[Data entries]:
○ ○ ○ ○
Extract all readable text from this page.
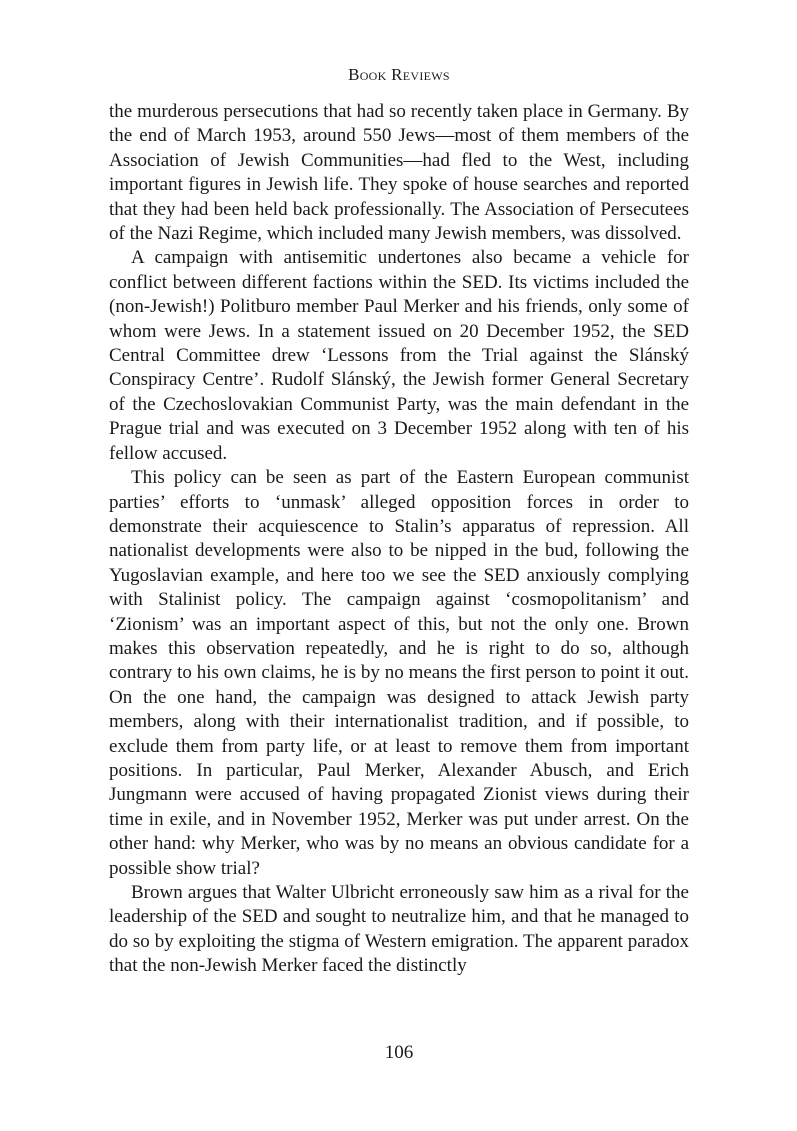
Book Reviews

the murderous persecutions that had so recently taken place in Germany. By the end of March 1953, around 550 Jews—most of them members of the Association of Jewish Communities—had fled to the West, including important figures in Jewish life. They spoke of house searches and reported that they had been held back professionally. The Association of Persecutees of the Nazi Regime, which included many Jewish members, was dissolved.

A campaign with antisemitic undertones also became a vehicle for conflict between different factions within the SED. Its victims included the (non-Jewish!) Politburo member Paul Merker and his friends, only some of whom were Jews. In a statement issued on 20 December 1952, the SED Central Committee drew ‘Lessons from the Trial against the Slánský Conspiracy Centre’. Rudolf Slánský, the Jewish former General Secretary of the Czechoslovakian Communist Party, was the main defendant in the Prague trial and was executed on 3 December 1952 along with ten of his fellow accused.

This policy can be seen as part of the Eastern European communist parties’ efforts to ‘unmask’ alleged opposition forces in order to demonstrate their acquiescence to Stalin’s apparatus of repression. All nationalist developments were also to be nipped in the bud, following the Yugoslavian example, and here too we see the SED anxiously complying with Stalinist policy. The campaign against ‘cosmopolitanism’ and ‘Zionism’ was an important aspect of this, but not the only one. Brown makes this observation repeatedly, and he is right to do so, although contrary to his own claims, he is by no means the first person to point it out. On the one hand, the campaign was designed to attack Jewish party members, along with their internationalist tradition, and if possible, to exclude them from party life, or at least to remove them from important positions. In particular, Paul Merker, Alexander Abusch, and Erich Jungmann were accused of having propagated Zionist views during their time in exile, and in November 1952, Merker was put under arrest. On the other hand: why Merker, who was by no means an obvious candidate for a possible show trial?

Brown argues that Walter Ulbricht erroneously saw him as a rival for the leadership of the SED and sought to neutralize him, and that he managed to do so by exploiting the stigma of Western emigration. The apparent paradox that the non-Jewish Merker faced the distinctly

106
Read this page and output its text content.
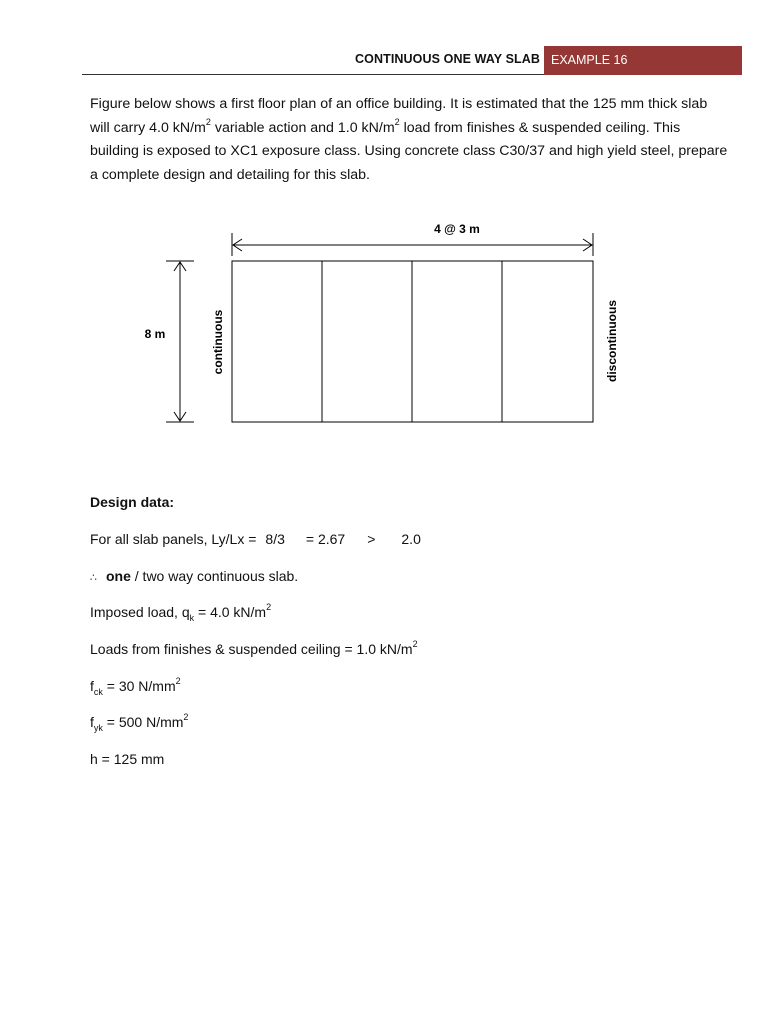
CONTINUOUS ONE WAY SLAB EXAMPLE 16

Figure below shows a first floor plan of an office building. It is estimated that the 125 mm thick slab will carry 4.0 $kN/m^2$ variable action and 1.0 $kN/m^2$ load from finishes & suspended ceiling. This building is exposed to XC1 exposure class. Using concrete class C30/37 and high yield steel, prepare a complete design and detailing for this slab.

4 @ 3 m
8 m	continuous	discontinuous
Design data:
For all slab panels, Ly/Lx = 8/3 = 2.67 > 2.0
∴ one / two way continuous slab.
Imposed load, $q_k = 4.0$ $kN/m^2$
Loads from finishes & suspended ceiling = 1.0 $kN/m^2$
$f_{ck} = 30$ $N/mm^2$
$f_{yk} = 500$ $N/mm^2$
h = 125 mm
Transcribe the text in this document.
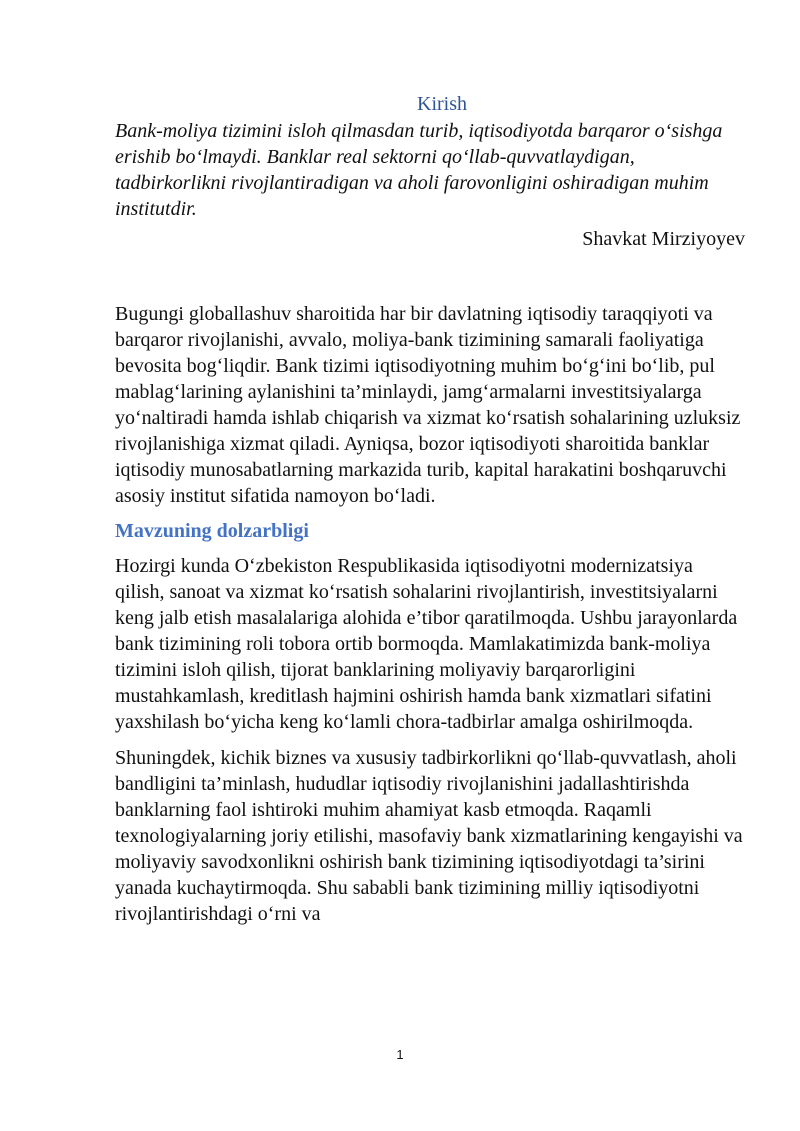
Kirish

Bank-moliya tizimini isloh qilmasdan turib, iqtisodiyotda barqaror o‘sishga erishib bo‘lmaydi. Banklar real sektorni qo‘llab-quvvatlaydigan, tadbirkorlikni rivojlantiradigan va aholi farovonligini oshiradigan muhim institutdir.

Shavkat Mirziyoyev

Bugungi globallashuv sharoitida har bir davlatning iqtisodiy taraqqiyoti va barqaror rivojlanishi, avvalo, moliya-bank tizimining samarali faoliyatiga bevosita bog‘liqdir. Bank tizimi iqtisodiyotning muhim bo‘g‘ini bo‘lib, pul mablag‘larining aylanishini ta’minlaydi, jamg‘armalarni investitsiyalarga yo‘naltiradi hamda ishlab chiqarish va xizmat ko‘rsatish sohalarining uzluksiz rivojlanishiga xizmat qiladi. Ayniqsa, bozor iqtisodiyoti sharoitida banklar iqtisodiy munosabatlarning markazida turib, kapital harakatini boshqaruvchi asosiy institut sifatida namoyon bo‘ladi.

Mavzuning dolzarbligi

Hozirgi kunda O‘zbekiston Respublikasida iqtisodiyotni modernizatsiya qilish, sanoat va xizmat ko‘rsatish sohalarini rivojlantirish, investitsiyalarni keng jalb etish masalalariga alohida e’tibor qaratilmoqda. Ushbu jarayonlarda bank tizimining roli tobora ortib bormoqda. Mamlakatimizda bank-moliya tizimini isloh qilish, tijorat banklarining moliyaviy barqarorligini mustahkamlash, kreditlash hajmini oshirish hamda bank xizmatlari sifatini yaxshilash bo‘yicha keng ko‘lamli chora-tadbirlar amalga oshirilmoqda.

Shuningdek, kichik biznes va xususiy tadbirkorlikni qo‘llab-quvvatlash, aholi bandligini ta’minlash, hududlar iqtisodiy rivojlanishini jadallashtirishda banklarning faol ishtiroki muhim ahamiyat kasb etmoqda. Raqamli texnologiyalarning joriy etilishi, masofaviy bank xizmatlarining kengayishi va moliyaviy savodxonlikni oshirish bank tizimining iqtisodiyotdagi ta’sirini yanada kuchaytirmoqda. Shu sababli bank tizimining milliy iqtisodiyotni rivojlantirishdagi o‘rni va

1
○ ○ ○ ○
[WHAT YOU HAVE TO DO]: From the records above, pull out every line containing the word "this".

[SOLUTION]:
Extract all readable text from this page.
This policy can be seen as part of the Eastern European communist parties’ efforts to ‘unmask’ alleged opposition forces in order to demonstrate their acquiescence to Stalin’s apparatus of repression. All nationalist developments were also to be nipped in the bud, following the Yugoslavian example, and here too we see the SED anxiously complying with Stalinist policy. The campaign against ‘cosmopolitanism’ and ‘Zionism’ was an important aspect of this, but not the only one. Brown makes this observation repeatedly, and he is right to do so, although contrary to his own claims, he is by no means the first person to point it out. On the one hand, the campaign was designed to attack Jewish party members, along with their internationalist tradition, and if possible, to exclude them from party life, or at least to remove them from important positions. In particular, Paul Merker, Alexander Abusch, and Erich Jungmann were accused of having propagated Zionist views during their time in exile, and in November 1952, Merker was put under arrest. On the other hand: why Merker, who was by no means an obvious candidate for a possible show trial?
Read this page and output its text content.
Figure below shows a first floor plan of an office building. It is estimated that the 125 mm thick slab will carry 4.0 $kN/m^2$ variable action and 1.0 $kN/m^2$ load from finishes & suspended ceiling. This building is exposed to XC1 exposure class. Using concrete class C30/37 and high yield steel, prepare a complete design and detailing for this slab.
Transcribe the text in this document.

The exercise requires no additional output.